## QUOTED TEXT
========

Let $\Omega = \{0,1\}^\mathbb{N}$ and denote $\omega = (\omega_1,\omega_2,\ldots)$ as an element of $\Omega$. Now let $X_n: \Omega \rightarrow \mathbb{R}$ be defined by $X_n(\omega)= \omega_n$ and we put $\mathcal{F}_n = \sigma(X_1,\ldots,X_n)$.
My question now is how does $\mathcal{F}_1$ and $\mathcal{F}_2$ explicitly look like? I know that $\mathcal{F}_1 = \sigma(X_1) = \{X_1^{-1}(A)|A \in \mathcal{B}(\mathbb{R})\}$ but I don't know how to proceed further neither for $\mathcal{F}_2 = \sigma(X_1,X_2) = \sigma(X_1 \lor X_2)$. Any help is greatly appreciated!
Best Answer
$X_1$ can only take two values: $0$ or $1$, so $\sigma(X_1)$ is generated by $$X_1^{-1}(\{0\}) = A_1 = \{\omega: \omega_1 = 0\}$$ and $$X_1^{-1}(\{1\}) = B_1 = \{\omega: \omega_1 = 1\}= A_1^c$$
So $\mathcal{F}_1 = \{\Omega, \emptyset, A_1, A_1^c\}$
Similarly, $\sigma(X_2)$ is generated by
$$X_2^{-1}(\{0\}) = A_2 = \{\omega: \omega_2 = 0\}$$ and $$X_2^{-1}(\{1\}) = B_2 = \{\omega: \omega_2 = 1\}= A_2^c$$
Then $\sigma(X_2) = \{\Omega, \emptyset, A_2, A_2^c\}$
So $\mathcal{F}_2 = \sigma(X_1, X_2)$ is generated by the $\sigma(X_1)$ and $\sigma(X_2)$ and is equal to
$$\{\Omega, \emptyset, A_1, A_1^c, A_2, A_2^c, A_1\cap A_2,A_1\cap A_2^c, A_1^c\cap A_2, A_1^c\cap A_2^c, A_1\cup A_2,A_1\cup A_2^c, A_1^c\cup A_2, A_1^c\cup A_2^c\}$$

========

(Collection entries)
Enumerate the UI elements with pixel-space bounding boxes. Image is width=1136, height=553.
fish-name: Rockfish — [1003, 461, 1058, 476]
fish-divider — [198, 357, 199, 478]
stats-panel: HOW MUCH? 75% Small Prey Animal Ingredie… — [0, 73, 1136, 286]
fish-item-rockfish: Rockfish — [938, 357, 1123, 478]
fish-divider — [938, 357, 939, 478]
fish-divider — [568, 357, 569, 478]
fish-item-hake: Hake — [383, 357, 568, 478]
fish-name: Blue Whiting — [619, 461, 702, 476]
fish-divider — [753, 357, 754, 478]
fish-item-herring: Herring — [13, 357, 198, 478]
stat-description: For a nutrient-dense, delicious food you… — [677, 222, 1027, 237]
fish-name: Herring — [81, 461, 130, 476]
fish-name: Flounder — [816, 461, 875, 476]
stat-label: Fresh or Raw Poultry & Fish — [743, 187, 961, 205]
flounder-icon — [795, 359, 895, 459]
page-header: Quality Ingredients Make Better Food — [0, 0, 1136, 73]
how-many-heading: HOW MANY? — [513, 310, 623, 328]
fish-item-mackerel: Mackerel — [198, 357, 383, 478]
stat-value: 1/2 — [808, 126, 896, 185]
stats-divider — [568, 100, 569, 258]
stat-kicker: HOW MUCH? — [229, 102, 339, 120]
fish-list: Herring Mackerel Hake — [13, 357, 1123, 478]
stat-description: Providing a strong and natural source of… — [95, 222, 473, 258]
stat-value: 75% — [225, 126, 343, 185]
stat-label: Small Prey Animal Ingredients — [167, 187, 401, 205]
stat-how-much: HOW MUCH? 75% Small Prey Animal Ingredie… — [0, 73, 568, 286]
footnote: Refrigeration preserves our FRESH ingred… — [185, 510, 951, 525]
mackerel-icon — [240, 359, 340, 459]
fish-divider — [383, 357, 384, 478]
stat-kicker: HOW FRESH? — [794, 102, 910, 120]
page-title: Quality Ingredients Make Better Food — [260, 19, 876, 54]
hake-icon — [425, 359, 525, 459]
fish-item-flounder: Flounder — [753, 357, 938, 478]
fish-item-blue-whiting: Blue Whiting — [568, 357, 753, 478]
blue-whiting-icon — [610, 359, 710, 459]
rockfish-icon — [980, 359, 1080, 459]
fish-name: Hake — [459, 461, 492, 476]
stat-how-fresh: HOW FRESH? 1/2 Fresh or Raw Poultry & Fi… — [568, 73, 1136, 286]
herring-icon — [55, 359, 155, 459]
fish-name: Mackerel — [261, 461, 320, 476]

========

## WRITTEN TASK 1
Using the sigma-algebra thread, decide whether each statement agrees with it. (a) The answer states that $X_1$ takes only the values 0 or 1. (b) The answer gives $\mathcal{F}_1$ as a collection of six sets. (c) The question writes $\mathcal{F}_2$ as $\sigma(X_1 \lor X_2)$. For each, answer yes or no and quote the deciding words.
## WRITTEN TASK 2
Lay out the collection entries as a Markdown table with the columns Number and Entry line. Include everything from the first line of the entries down to the line that contains "fish-name: Hake — [459, 461, 492, 476]", both ends included, and leave out blank lines.

## CORRECT RESULT 1
(a) Yes: "$X_1$ can only take two values: $0$ or $1$"
(b) No: "So $\mathcal{F}_1 = \{\Omega, \emptyset, A_1, A_1^c\}$"
(c) Yes: "$\mathcal{F}_2 = \sigma(X_1,X_2) = \sigma(X_1 \lor X_2)$"

## CORRECT RESULT 2
| Number | Entry line |
|---|---|
| 1 | Enumerate the UI elements with pixel-space bounding boxes. Image is width=1136, height=553. |
| 2 | fish-name: Rockfish — [1003, 461, 1058, 476] |
| 3 | fish-divider — [198, 357, 199, 478] |
| 4 | stats-panel: HOW MUCH? 75% Small Prey Animal Ingredie… — [0, 73, 1136, 286] |
| 5 | fish-item-rockfish: Rockfish — [938, 357, 1123, 478] |
| 6 | fish-divider — [938, 357, 939, 478] |
| 7 | fish-divider — [568, 357, 569, 478] |
| 8 | fish-item-hake: Hake — [383, 357, 568, 478] |
| 9 | fish-name: Blue Whiting — [619, 461, 702, 476] |
| 10 | fish-divider — [753, 357, 754, 478] |
| 11 | fish-item-herring: Herring — [13, 357, 198, 478] |
| 12 | stat-description: For a nutrient-dense, delicious food you… — [677, 222, 1027, 237] |
| 13 | fish-name: Herring — [81, 461, 130, 476] |
| 14 | fish-name: Flounder — [816, 461, 875, 476] |
| 15 | stat-label: Fresh or Raw Poultry & Fish — [743, 187, 961, 205] |
| 16 | flounder-icon — [795, 359, 895, 459] |
| 17 | page-header: Quality Ingredients Make Better Food — [0, 0, 1136, 73] |
| 18 | how-many-heading: HOW MANY? — [513, 310, 623, 328] |
| 19 | fish-item-mackerel: Mackerel — [198, 357, 383, 478] |
| 20 | stat-value: 1/2 — [808, 126, 896, 185] |
| 21 | stats-divider — [568, 100, 569, 258] |
| 22 | stat-kicker: HOW MUCH? — [229, 102, 339, 120] |
| 23 | fish-list: Herring Mackerel Hake — [13, 357, 1123, 478] |
| 24 | stat-description: Providing a strong and natural source of… — [95, 222, 473, 258] |
| 25 | stat-value: 75% — [225, 126, 343, 185] |
| 26 | stat-label: Small Prey Animal Ingredients — [167, 187, 401, 205] |
| 27 | stat-how-much: HOW MUCH? 75% Small Prey Animal Ingredie… — [0, 73, 568, 286] |
| 28 | footnote: Refrigeration preserves our FRESH ingred… — [185, 510, 951, 525] |
| 29 | mackerel-icon — [240, 359, 340, 459] |
| 30 | fish-divider — [383, 357, 384, 478] |
| 31 | stat-kicker: HOW FRESH? — [794, 102, 910, 120] |
| 32 | page-title: Quality Ingredients Make Better Food — [260, 19, 876, 54] |
| 33 | hake-icon — [425, 359, 525, 459] |
| 34 | fish-item-flounder: Flounder — [753, 357, 938, 478] |
| 35 | fish-item-blue-whiting: Blue Whiting — [568, 357, 753, 478] |
| 36 | blue-whiting-icon — [610, 359, 710, 459] |
| 37 | rockfish-icon — [980, 359, 1080, 459] |
| 38 | fish-name: Hake — [459, 461, 492, 476] |